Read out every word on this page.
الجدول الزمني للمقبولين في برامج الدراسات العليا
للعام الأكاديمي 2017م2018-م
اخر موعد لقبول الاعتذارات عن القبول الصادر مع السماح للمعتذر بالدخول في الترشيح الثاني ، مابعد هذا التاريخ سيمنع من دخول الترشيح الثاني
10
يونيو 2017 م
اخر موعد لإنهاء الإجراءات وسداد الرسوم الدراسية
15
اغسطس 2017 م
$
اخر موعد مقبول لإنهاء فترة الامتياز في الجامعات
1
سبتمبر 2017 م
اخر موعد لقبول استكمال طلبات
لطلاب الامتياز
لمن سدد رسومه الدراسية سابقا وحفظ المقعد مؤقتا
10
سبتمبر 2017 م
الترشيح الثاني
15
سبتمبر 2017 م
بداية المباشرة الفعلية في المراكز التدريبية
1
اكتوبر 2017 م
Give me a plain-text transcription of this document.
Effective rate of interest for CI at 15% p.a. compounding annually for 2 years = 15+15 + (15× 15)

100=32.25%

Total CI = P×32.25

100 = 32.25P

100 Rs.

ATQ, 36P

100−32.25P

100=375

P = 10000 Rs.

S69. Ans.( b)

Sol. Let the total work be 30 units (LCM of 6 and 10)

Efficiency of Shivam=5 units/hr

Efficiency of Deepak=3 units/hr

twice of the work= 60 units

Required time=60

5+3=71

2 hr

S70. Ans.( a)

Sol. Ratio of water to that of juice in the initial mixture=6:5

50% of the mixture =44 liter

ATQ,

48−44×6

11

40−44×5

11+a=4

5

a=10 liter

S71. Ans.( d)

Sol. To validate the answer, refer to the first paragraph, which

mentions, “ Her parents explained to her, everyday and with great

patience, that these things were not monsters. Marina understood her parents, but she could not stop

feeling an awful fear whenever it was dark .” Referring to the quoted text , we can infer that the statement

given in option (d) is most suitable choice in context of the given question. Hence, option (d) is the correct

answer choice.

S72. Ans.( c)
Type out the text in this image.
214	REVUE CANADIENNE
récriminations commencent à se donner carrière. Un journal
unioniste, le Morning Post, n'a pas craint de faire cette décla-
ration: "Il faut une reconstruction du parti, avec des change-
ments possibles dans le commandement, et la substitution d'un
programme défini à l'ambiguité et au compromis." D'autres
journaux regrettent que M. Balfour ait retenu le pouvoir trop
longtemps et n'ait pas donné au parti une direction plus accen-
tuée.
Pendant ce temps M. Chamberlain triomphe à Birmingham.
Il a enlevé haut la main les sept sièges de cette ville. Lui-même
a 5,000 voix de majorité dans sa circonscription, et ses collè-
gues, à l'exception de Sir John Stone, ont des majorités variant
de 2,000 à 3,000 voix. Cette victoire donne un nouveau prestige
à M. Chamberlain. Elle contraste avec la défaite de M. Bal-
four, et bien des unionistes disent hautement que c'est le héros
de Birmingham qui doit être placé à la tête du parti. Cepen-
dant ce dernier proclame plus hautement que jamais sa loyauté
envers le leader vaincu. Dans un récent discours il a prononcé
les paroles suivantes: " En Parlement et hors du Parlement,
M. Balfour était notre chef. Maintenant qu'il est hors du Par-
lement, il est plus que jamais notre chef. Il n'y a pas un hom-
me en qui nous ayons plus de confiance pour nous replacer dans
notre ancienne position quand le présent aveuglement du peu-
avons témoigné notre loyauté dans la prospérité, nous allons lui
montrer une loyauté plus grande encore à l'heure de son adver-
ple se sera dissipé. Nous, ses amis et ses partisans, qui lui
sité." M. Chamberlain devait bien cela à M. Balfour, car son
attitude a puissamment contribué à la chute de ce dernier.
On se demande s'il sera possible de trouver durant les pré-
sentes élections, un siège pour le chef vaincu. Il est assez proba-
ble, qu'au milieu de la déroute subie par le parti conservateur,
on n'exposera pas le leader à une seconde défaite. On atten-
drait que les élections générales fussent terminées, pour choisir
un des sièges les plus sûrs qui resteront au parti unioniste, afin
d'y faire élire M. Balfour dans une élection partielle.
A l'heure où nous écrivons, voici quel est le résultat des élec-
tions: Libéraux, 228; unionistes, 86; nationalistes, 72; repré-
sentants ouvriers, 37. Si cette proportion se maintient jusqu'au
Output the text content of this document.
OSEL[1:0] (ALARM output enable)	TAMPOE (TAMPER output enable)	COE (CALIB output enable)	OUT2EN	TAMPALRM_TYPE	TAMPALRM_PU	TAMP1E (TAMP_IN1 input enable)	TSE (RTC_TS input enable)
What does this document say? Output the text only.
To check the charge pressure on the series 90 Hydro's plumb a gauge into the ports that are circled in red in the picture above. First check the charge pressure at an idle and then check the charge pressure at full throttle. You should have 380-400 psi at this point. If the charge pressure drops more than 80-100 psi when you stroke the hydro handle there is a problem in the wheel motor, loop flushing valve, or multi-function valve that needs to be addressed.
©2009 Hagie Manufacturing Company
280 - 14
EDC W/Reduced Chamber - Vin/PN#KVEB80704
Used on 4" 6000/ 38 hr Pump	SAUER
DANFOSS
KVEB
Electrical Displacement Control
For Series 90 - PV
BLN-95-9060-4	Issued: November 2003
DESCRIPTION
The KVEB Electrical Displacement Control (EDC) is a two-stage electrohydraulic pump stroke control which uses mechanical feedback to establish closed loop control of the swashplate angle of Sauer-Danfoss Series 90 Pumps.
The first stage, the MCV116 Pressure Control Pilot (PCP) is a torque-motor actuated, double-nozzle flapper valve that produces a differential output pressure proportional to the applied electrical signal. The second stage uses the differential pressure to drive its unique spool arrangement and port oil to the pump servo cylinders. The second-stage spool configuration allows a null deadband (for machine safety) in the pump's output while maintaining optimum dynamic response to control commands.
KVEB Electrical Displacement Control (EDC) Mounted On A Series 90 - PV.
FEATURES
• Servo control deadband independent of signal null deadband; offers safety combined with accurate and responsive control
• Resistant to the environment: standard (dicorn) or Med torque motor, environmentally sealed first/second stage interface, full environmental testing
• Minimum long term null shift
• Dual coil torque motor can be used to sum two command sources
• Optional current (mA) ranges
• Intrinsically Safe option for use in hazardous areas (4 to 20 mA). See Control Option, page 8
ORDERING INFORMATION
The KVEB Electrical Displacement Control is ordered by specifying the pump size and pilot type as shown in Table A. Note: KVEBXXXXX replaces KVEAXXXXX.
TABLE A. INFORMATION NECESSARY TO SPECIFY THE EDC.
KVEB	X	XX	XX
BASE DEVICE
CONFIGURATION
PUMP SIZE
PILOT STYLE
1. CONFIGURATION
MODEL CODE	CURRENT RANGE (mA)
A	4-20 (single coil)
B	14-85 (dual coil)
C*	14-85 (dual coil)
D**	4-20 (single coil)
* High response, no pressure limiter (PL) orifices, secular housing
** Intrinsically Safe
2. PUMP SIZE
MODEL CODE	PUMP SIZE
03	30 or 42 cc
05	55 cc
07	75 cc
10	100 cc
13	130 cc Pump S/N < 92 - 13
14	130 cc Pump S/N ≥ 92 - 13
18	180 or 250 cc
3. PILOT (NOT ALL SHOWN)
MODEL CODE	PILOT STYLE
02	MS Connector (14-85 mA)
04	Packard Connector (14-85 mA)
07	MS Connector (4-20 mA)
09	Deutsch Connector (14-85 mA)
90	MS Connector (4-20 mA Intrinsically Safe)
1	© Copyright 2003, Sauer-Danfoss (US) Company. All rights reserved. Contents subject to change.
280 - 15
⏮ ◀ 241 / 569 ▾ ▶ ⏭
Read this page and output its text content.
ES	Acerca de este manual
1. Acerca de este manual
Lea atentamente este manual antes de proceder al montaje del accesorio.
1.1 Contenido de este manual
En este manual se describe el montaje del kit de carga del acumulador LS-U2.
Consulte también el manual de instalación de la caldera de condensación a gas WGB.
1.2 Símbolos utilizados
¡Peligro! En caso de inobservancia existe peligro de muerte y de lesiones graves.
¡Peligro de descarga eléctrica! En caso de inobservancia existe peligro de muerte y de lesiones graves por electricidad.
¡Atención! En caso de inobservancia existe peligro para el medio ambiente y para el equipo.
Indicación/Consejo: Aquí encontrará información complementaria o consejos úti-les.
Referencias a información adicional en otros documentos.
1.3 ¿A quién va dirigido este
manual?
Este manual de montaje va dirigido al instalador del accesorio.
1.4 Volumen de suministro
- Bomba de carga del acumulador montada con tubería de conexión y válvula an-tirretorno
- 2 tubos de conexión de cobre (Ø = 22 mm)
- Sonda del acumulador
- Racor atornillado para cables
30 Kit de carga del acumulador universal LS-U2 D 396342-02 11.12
+++++
◆ PROBLEM DESCRIPTION ◆
Among the lines of the material above, how many include the string "conexión"? Report only that number.

◆ TASK ANSWER ◆
2